DO THIS
Can you turn the rows from the very first one through the one containing "table-row — [12, 1505, 1508, 1550]", both ends included, into a JSON list of strings with one string per line and blank lines left out?

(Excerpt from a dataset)
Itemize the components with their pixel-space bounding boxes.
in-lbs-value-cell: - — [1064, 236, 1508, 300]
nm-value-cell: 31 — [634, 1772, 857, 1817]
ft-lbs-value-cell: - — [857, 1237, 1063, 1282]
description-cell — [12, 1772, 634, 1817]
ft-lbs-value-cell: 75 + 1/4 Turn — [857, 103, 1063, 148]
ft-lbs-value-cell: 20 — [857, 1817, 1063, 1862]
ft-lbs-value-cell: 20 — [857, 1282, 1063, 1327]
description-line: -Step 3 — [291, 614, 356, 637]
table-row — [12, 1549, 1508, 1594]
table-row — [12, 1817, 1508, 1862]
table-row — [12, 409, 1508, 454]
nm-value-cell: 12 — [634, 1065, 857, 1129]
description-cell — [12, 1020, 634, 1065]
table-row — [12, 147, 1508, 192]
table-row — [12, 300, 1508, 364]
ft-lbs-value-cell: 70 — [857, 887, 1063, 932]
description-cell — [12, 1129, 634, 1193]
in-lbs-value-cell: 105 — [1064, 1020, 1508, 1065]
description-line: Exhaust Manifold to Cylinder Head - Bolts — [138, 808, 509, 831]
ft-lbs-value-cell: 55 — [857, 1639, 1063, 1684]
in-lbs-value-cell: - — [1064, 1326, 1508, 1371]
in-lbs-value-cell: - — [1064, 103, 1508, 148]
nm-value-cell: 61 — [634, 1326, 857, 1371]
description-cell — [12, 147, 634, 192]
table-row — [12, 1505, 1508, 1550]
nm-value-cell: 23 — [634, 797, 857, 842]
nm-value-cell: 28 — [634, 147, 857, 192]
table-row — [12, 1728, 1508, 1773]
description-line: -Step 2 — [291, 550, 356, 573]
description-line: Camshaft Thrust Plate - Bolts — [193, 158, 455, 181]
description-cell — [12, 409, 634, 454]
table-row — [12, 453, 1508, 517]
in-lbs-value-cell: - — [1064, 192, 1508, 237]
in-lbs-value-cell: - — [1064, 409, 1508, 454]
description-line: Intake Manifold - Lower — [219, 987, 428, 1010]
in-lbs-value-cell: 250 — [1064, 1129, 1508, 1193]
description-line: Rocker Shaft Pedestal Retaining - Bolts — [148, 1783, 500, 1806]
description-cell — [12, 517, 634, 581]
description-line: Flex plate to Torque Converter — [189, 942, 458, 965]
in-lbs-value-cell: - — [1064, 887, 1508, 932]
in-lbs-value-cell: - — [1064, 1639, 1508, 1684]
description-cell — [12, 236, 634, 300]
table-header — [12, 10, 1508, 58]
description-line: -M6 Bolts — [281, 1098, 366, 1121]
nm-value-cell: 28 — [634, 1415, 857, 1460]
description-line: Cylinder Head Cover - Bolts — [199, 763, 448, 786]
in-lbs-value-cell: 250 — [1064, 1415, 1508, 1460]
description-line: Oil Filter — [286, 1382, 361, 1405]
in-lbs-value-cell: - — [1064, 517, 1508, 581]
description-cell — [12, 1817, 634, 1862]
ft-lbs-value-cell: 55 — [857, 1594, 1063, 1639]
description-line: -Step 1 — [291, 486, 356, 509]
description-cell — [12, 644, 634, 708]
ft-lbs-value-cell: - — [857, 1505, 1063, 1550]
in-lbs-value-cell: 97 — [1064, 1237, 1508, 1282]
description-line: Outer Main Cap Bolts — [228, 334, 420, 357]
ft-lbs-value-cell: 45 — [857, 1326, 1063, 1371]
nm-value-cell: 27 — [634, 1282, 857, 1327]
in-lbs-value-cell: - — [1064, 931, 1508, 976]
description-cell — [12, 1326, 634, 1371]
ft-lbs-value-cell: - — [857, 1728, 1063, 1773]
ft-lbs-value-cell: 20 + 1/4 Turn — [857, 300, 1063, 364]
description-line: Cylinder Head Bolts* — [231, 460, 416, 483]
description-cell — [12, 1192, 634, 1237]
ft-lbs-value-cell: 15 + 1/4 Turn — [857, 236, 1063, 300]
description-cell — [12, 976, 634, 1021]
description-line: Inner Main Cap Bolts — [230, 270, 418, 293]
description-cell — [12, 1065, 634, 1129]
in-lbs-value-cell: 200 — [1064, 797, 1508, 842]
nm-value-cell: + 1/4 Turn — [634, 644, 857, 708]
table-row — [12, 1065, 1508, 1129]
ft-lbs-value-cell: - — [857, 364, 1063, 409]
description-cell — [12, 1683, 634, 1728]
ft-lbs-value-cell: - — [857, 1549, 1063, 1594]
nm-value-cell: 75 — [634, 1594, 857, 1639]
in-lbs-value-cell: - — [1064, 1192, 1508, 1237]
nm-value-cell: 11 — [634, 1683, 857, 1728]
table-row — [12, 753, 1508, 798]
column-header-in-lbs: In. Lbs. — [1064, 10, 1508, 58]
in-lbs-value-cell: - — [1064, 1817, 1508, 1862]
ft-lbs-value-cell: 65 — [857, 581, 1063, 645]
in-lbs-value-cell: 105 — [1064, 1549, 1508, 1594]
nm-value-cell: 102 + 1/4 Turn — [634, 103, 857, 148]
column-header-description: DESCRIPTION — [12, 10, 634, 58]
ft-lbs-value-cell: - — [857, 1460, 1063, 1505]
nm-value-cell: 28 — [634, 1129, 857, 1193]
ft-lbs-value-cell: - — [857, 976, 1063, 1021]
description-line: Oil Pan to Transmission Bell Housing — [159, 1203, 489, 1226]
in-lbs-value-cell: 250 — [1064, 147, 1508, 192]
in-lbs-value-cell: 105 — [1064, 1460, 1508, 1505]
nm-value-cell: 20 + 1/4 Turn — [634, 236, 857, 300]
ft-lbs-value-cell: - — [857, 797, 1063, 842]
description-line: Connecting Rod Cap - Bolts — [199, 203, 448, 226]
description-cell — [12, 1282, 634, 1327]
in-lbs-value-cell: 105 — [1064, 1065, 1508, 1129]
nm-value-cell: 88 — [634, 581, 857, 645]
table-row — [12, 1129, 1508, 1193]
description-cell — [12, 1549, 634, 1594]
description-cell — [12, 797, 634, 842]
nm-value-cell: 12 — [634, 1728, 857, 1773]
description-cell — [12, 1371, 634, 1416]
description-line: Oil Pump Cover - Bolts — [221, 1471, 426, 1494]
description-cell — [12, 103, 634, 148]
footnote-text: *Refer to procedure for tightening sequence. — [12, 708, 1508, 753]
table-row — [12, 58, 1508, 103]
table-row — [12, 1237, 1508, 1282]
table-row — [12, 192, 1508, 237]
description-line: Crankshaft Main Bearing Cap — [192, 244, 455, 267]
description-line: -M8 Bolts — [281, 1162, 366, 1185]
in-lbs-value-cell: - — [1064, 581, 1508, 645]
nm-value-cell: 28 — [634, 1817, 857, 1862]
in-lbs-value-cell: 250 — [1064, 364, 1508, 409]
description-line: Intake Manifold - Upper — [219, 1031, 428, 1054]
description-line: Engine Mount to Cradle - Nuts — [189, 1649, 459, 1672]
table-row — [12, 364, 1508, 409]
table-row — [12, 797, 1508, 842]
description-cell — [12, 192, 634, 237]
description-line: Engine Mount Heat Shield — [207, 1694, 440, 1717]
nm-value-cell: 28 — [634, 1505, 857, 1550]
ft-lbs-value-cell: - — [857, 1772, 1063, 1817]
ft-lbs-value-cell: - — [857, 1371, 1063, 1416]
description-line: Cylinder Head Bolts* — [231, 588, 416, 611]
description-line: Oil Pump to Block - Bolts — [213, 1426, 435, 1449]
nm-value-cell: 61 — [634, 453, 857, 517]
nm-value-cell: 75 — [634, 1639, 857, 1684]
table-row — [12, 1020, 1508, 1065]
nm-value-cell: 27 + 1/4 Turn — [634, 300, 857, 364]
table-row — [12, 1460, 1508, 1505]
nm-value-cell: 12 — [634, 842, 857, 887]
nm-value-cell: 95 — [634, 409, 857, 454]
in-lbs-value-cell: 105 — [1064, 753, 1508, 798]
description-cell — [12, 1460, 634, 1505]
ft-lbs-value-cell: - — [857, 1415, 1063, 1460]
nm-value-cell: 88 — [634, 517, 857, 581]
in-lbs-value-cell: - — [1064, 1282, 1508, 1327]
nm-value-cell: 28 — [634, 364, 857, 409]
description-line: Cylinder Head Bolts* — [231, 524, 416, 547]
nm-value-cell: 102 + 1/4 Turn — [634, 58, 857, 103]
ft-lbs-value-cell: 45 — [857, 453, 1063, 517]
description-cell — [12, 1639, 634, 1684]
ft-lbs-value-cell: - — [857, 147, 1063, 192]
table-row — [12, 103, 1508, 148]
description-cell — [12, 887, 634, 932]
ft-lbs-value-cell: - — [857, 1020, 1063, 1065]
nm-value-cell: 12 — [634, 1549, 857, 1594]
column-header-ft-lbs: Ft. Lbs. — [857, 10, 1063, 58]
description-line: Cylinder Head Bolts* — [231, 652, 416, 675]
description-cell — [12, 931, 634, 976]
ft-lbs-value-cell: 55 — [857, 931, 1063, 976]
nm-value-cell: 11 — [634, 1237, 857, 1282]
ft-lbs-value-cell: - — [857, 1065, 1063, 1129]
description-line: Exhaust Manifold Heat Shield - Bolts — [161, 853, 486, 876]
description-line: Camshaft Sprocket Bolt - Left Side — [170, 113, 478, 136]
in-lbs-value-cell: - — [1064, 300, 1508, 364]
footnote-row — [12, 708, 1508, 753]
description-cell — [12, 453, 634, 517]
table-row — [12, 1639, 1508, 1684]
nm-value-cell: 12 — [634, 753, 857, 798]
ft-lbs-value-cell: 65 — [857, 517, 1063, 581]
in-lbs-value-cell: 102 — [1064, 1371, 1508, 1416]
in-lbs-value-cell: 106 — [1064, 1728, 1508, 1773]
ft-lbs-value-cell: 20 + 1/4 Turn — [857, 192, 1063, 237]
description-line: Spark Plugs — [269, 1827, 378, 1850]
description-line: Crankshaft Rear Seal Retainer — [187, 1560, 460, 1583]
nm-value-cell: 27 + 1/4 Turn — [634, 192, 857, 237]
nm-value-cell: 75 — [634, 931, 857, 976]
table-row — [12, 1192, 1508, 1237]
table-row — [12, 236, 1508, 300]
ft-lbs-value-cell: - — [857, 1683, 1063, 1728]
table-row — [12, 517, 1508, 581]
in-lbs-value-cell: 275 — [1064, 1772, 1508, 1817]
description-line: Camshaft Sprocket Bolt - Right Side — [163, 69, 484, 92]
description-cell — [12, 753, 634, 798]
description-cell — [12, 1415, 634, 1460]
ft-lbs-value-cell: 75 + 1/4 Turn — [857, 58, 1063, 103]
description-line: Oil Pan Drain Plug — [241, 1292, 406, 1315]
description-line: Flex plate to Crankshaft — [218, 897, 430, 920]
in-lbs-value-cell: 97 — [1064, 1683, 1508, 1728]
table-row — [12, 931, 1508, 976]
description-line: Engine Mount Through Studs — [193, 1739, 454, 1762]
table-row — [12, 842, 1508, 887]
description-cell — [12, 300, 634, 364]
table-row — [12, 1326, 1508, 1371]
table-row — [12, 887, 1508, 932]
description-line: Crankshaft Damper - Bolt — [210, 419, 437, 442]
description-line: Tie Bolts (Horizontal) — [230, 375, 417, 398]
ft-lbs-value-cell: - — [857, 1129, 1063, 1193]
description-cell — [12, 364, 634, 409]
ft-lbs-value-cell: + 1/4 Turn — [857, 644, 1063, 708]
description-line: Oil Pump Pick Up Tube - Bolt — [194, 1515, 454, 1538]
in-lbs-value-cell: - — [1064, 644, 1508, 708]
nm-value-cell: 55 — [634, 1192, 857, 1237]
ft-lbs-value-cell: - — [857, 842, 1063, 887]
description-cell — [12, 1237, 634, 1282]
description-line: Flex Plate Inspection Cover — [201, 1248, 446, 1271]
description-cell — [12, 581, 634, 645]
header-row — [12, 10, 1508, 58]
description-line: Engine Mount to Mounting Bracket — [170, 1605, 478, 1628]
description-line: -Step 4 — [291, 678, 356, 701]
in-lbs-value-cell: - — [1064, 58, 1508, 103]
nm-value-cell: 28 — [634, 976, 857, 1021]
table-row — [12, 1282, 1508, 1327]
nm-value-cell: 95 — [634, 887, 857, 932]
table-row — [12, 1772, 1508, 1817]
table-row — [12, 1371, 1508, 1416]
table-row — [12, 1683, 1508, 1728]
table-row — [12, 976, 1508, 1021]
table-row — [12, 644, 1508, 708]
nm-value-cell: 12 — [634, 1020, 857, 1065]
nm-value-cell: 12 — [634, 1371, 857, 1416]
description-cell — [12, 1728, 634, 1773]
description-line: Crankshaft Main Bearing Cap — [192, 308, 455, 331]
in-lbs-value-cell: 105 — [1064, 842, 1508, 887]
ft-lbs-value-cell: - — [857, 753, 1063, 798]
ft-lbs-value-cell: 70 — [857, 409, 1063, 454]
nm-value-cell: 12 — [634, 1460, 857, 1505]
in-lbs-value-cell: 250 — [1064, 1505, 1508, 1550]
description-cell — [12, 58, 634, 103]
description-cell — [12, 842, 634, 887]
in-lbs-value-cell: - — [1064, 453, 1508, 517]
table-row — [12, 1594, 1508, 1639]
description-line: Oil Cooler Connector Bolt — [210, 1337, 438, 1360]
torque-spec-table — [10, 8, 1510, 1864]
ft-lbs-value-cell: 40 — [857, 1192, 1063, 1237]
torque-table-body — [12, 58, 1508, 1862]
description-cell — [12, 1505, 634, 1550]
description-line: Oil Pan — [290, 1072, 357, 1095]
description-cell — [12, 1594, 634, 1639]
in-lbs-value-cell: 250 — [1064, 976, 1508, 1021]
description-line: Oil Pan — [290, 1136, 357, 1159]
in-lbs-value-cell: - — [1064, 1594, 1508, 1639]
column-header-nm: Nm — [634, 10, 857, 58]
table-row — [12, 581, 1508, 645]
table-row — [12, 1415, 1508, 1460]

ANSWER
[
  "Itemize the components with their pixel-space bounding boxes.",
  "in-lbs-value-cell: - — [1064, 236, 1508, 300]",
  "nm-value-cell: 31 — [634, 1772, 857, 1817]",
  "ft-lbs-value-cell: - — [857, 1237, 1063, 1282]",
  "description-cell — [12, 1772, 634, 1817]",
  "ft-lbs-value-cell: 75 + 1/4 Turn — [857, 103, 1063, 148]",
  "ft-lbs-value-cell: 20 — [857, 1817, 1063, 1862]",
  "ft-lbs-value-cell: 20 — [857, 1282, 1063, 1327]",
  "description-line: -Step 3 — [291, 614, 356, 637]",
  "table-row — [12, 1549, 1508, 1594]",
  "table-row — [12, 1817, 1508, 1862]",
  "table-row — [12, 409, 1508, 454]",
  "nm-value-cell: 12 — [634, 1065, 857, 1129]",
  "description-cell — [12, 1020, 634, 1065]",
  "table-row — [12, 147, 1508, 192]",
  "table-row — [12, 300, 1508, 364]",
  "ft-lbs-value-cell: 70 — [857, 887, 1063, 932]",
  "description-cell — [12, 1129, 634, 1193]",
  "in-lbs-value-cell: 105 — [1064, 1020, 1508, 1065]",
  "description-line: Exhaust Manifold to Cylinder Head - Bolts — [138, 808, 509, 831]",
  "ft-lbs-value-cell: 55 — [857, 1639, 1063, 1684]",
  "in-lbs-value-cell: - — [1064, 1326, 1508, 1371]",
  "in-lbs-value-cell: - — [1064, 103, 1508, 148]",
  "nm-value-cell: 61 — [634, 1326, 857, 1371]",
  "description-cell — [12, 147, 634, 192]",
  "table-row — [12, 1505, 1508, 1550]"
]